Write out the listing again, changing every "fold-ellipsis-button" to "collapse-button" and keeping everything else the same. Leave out the pictures.
** begin **
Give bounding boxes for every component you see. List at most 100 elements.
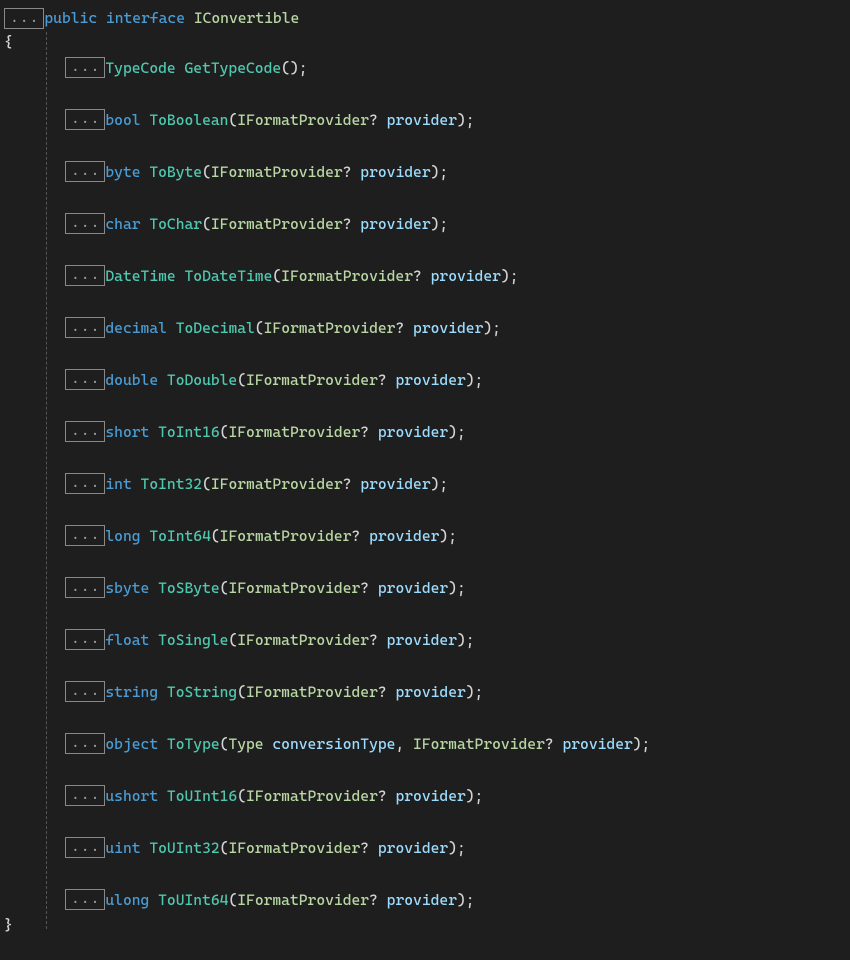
paren-close-semicolon: ); <box>457 111 475 129</box>
paren-close-semicolon: ); <box>466 683 484 701</box>
blank-line <box>4 237 846 262</box>
blank-line <box>4 133 846 158</box>
fold-ellipsis-button[interactable]: ... <box>65 525 105 546</box>
paren-open: ( <box>228 631 237 649</box>
members-block: ...TypeCode GetTypeCode();...bool ToBool… <box>4 54 846 913</box>
interface-declaration-line: ...public interface IConvertible <box>4 6 846 30</box>
paren-close-semicolon: ); <box>448 423 466 441</box>
fold-ellipsis-button[interactable]: ... <box>65 837 105 858</box>
param-type: IFormatProvider <box>211 215 343 233</box>
fold-ellipsis-button[interactable]: ... <box>65 785 105 806</box>
paren-close-semicolon: ); <box>448 579 466 597</box>
return-type: bool <box>105 111 140 129</box>
fold-ellipsis-button[interactable]: ... <box>65 369 105 390</box>
param-name: provider <box>378 579 448 597</box>
member-line: ...decimal ToDecimal(IFormatProvider? pr… <box>4 314 846 341</box>
param-type: IFormatProvider <box>211 475 343 493</box>
member-line: ...ushort ToUInt16(IFormatProvider? prov… <box>4 782 846 809</box>
blank-line <box>4 809 846 834</box>
method-name: ToDouble <box>167 371 237 389</box>
code-editor[interactable]: ...public interface IConvertible { ...Ty… <box>4 6 846 937</box>
fold-ellipsis-button[interactable]: ... <box>65 109 105 130</box>
return-type: string <box>105 683 158 701</box>
blank-line <box>4 81 846 106</box>
param-type: IFormatProvider <box>220 527 352 545</box>
member-line: ...object ToType(Type conversionType, IF… <box>4 730 846 757</box>
nullable-marker: ? <box>352 527 361 545</box>
blank-line <box>4 653 846 678</box>
param-name: provider <box>562 735 632 753</box>
fold-ellipsis-button[interactable]: ... <box>65 577 105 598</box>
fold-ellipsis-button[interactable]: ... <box>4 8 44 29</box>
paren-open: ( <box>237 787 246 805</box>
method-name: ToUInt64 <box>158 891 228 909</box>
member-line: ...DateTime ToDateTime(IFormatProvider? … <box>4 262 846 289</box>
return-type: long <box>105 527 140 545</box>
param-name: provider <box>378 423 448 441</box>
param-name: provider <box>387 631 457 649</box>
fold-ellipsis-button[interactable]: ... <box>65 421 105 442</box>
return-type: object <box>105 735 158 753</box>
paren-close-semicolon: ); <box>439 527 457 545</box>
param-name: provider <box>378 839 448 857</box>
param-name: provider <box>360 163 430 181</box>
param-type: IFormatProvider <box>237 891 369 909</box>
member-line: ...byte ToByte(IFormatProvider? provider… <box>4 158 846 185</box>
fold-ellipsis-button[interactable]: ... <box>65 629 105 650</box>
nullable-marker: ? <box>360 579 369 597</box>
fold-ellipsis-button[interactable]: ... <box>65 473 105 494</box>
fold-ellipsis-button[interactable]: ... <box>65 317 105 338</box>
paren-close-semicolon: ); <box>431 215 449 233</box>
paren-close-semicolon: ); <box>483 319 501 337</box>
return-type: DateTime <box>105 267 175 285</box>
blank-line <box>4 185 846 210</box>
method-name: ToString <box>167 683 237 701</box>
member-line: ...sbyte ToSByte(IFormatProvider? provid… <box>4 574 846 601</box>
paren-close-semicolon: ); <box>290 59 308 77</box>
fold-ellipsis-button[interactable]: ... <box>65 889 105 910</box>
method-name: ToDecimal <box>176 319 255 337</box>
param-type: IFormatProvider <box>228 579 360 597</box>
method-name: ToBoolean <box>149 111 228 129</box>
return-type: TypeCode <box>105 59 175 77</box>
paren-open: ( <box>220 423 229 441</box>
return-type: uint <box>105 839 140 857</box>
member-line: ...long ToInt64(IFormatProvider? provide… <box>4 522 846 549</box>
return-type: decimal <box>105 319 167 337</box>
paren-open: ( <box>228 891 237 909</box>
method-name: ToType <box>167 735 220 753</box>
fold-ellipsis-button[interactable]: ... <box>65 57 105 78</box>
paren-open: ( <box>237 683 246 701</box>
paren-open: ( <box>211 527 220 545</box>
return-type: ulong <box>105 891 149 909</box>
paren-close-semicolon: ); <box>466 787 484 805</box>
blank-line <box>4 497 846 522</box>
fold-ellipsis-button[interactable]: ... <box>65 265 105 286</box>
param-name: provider <box>395 683 465 701</box>
paren-open: ( <box>202 215 211 233</box>
param-type: IFormatProvider <box>264 319 396 337</box>
nullable-marker: ? <box>343 475 352 493</box>
nullable-marker: ? <box>343 163 352 181</box>
member-line: ...short ToInt16(IFormatProvider? provid… <box>4 418 846 445</box>
return-type: char <box>105 215 140 233</box>
nullable-marker: ? <box>369 891 378 909</box>
fold-ellipsis-button[interactable]: ... <box>65 213 105 234</box>
paren-close-semicolon: ); <box>501 267 519 285</box>
paren-open: ( <box>255 319 264 337</box>
param-type: IFormatProvider <box>237 111 369 129</box>
blank-line <box>4 393 846 418</box>
param-name: provider <box>395 371 465 389</box>
comma: , <box>395 735 413 753</box>
param-name: provider <box>431 267 501 285</box>
fold-ellipsis-button[interactable]: ... <box>65 733 105 754</box>
param-type: IFormatProvider <box>228 839 360 857</box>
param-name: provider <box>387 111 457 129</box>
fold-ellipsis-button[interactable]: ... <box>65 161 105 182</box>
fold-ellipsis-button[interactable]: ... <box>65 681 105 702</box>
method-name: ToSingle <box>158 631 228 649</box>
method-name: ToDateTime <box>184 267 272 285</box>
nullable-marker: ? <box>545 735 554 753</box>
method-name: ToChar <box>149 215 202 233</box>
param-name: provider <box>360 215 430 233</box>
** end **
**Full output**
Give bounding boxes for every component you see. List at most 100 elements.
paren-close-semicolon: ); <box>457 111 475 129</box>
paren-close-semicolon: ); <box>466 683 484 701</box>
blank-line <box>4 237 846 262</box>
blank-line <box>4 133 846 158</box>
collapse-button[interactable]: ... <box>65 525 105 546</box>
paren-open: ( <box>228 631 237 649</box>
members-block: ...TypeCode GetTypeCode();...bool ToBool… <box>4 54 846 913</box>
interface-declaration-line: ...public interface IConvertible <box>4 6 846 30</box>
paren-close-semicolon: ); <box>448 423 466 441</box>
collapse-button[interactable]: ... <box>65 837 105 858</box>
param-type: IFormatProvider <box>211 215 343 233</box>
collapse-button[interactable]: ... <box>65 785 105 806</box>
paren-close-semicolon: ); <box>448 579 466 597</box>
return-type: bool <box>105 111 140 129</box>
collapse-button[interactable]: ... <box>65 369 105 390</box>
param-name: provider <box>378 579 448 597</box>
member-line: ...decimal ToDecimal(IFormatProvider? pr… <box>4 314 846 341</box>
param-type: IFormatProvider <box>211 475 343 493</box>
member-line: ...ushort ToUInt16(IFormatProvider? prov… <box>4 782 846 809</box>
blank-line <box>4 809 846 834</box>
method-name: ToDouble <box>167 371 237 389</box>
code-editor[interactable]: ...public interface IConvertible { ...Ty… <box>4 6 846 937</box>
collapse-button[interactable]: ... <box>65 109 105 130</box>
return-type: string <box>105 683 158 701</box>
blank-line <box>4 81 846 106</box>
param-type: IFormatProvider <box>220 527 352 545</box>
member-line: ...object ToType(Type conversionType, IF… <box>4 730 846 757</box>
nullable-marker: ? <box>352 527 361 545</box>
blank-line <box>4 653 846 678</box>
param-name: provider <box>562 735 632 753</box>
collapse-button[interactable]: ... <box>65 577 105 598</box>
collapse-button[interactable]: ... <box>4 8 44 29</box>
paren-open: ( <box>237 787 246 805</box>
method-name: ToUInt64 <box>158 891 228 909</box>
member-line: ...DateTime ToDateTime(IFormatProvider? … <box>4 262 846 289</box>
return-type: long <box>105 527 140 545</box>
param-name: provider <box>378 423 448 441</box>
param-name: provider <box>387 631 457 649</box>
collapse-button[interactable]: ... <box>65 421 105 442</box>
return-type: object <box>105 735 158 753</box>
paren-close-semicolon: ); <box>439 527 457 545</box>
param-name: provider <box>378 839 448 857</box>
param-name: provider <box>360 163 430 181</box>
param-type: IFormatProvider <box>237 891 369 909</box>
member-line: ...byte ToByte(IFormatProvider? provider… <box>4 158 846 185</box>
collapse-button[interactable]: ... <box>65 629 105 650</box>
nullable-marker: ? <box>360 579 369 597</box>
collapse-button[interactable]: ... <box>65 473 105 494</box>
collapse-button[interactable]: ... <box>65 317 105 338</box>
paren-close-semicolon: ); <box>431 215 449 233</box>
paren-close-semicolon: ); <box>483 319 501 337</box>
return-type: DateTime <box>105 267 175 285</box>
blank-line <box>4 185 846 210</box>
method-name: ToString <box>167 683 237 701</box>
member-line: ...sbyte ToSByte(IFormatProvider? provid… <box>4 574 846 601</box>
paren-close-semicolon: ); <box>290 59 308 77</box>
collapse-button[interactable]: ... <box>65 889 105 910</box>
method-name: ToDecimal <box>176 319 255 337</box>
param-type: IFormatProvider <box>228 579 360 597</box>
method-name: ToBoolean <box>149 111 228 129</box>
return-type: TypeCode <box>105 59 175 77</box>
paren-open: ( <box>220 423 229 441</box>
return-type: uint <box>105 839 140 857</box>
member-line: ...long ToInt64(IFormatProvider? provide… <box>4 522 846 549</box>
return-type: decimal <box>105 319 167 337</box>
paren-open: ( <box>228 891 237 909</box>
method-name: ToType <box>167 735 220 753</box>
collapse-button[interactable]: ... <box>65 57 105 78</box>
paren-open: ( <box>237 683 246 701</box>
paren-open: ( <box>211 527 220 545</box>
return-type: ulong <box>105 891 149 909</box>
paren-close-semicolon: ); <box>466 787 484 805</box>
blank-line <box>4 497 846 522</box>
collapse-button[interactable]: ... <box>65 265 105 286</box>
param-name: provider <box>395 683 465 701</box>
paren-open: ( <box>202 215 211 233</box>
param-type: IFormatProvider <box>264 319 396 337</box>
nullable-marker: ? <box>343 475 352 493</box>
nullable-marker: ? <box>343 163 352 181</box>
member-line: ...short ToInt16(IFormatProvider? provid… <box>4 418 846 445</box>
return-type: char <box>105 215 140 233</box>
nullable-marker: ? <box>369 891 378 909</box>
collapse-button[interactable]: ... <box>65 213 105 234</box>
paren-close-semicolon: ); <box>501 267 519 285</box>
paren-open: ( <box>255 319 264 337</box>
param-type: IFormatProvider <box>237 111 369 129</box>
blank-line <box>4 393 846 418</box>
param-name: provider <box>395 371 465 389</box>
comma: , <box>395 735 413 753</box>
param-name: provider <box>431 267 501 285</box>
collapse-button[interactable]: ... <box>65 733 105 754</box>
param-type: IFormatProvider <box>228 839 360 857</box>
param-name: provider <box>387 111 457 129</box>
collapse-button[interactable]: ... <box>65 161 105 182</box>
collapse-button[interactable]: ... <box>65 681 105 702</box>
method-name: ToSingle <box>158 631 228 649</box>
method-name: ToDateTime <box>184 267 272 285</box>
nullable-marker: ? <box>545 735 554 753</box>
method-name: ToChar <box>149 215 202 233</box>
param-name: provider <box>360 215 430 233</box>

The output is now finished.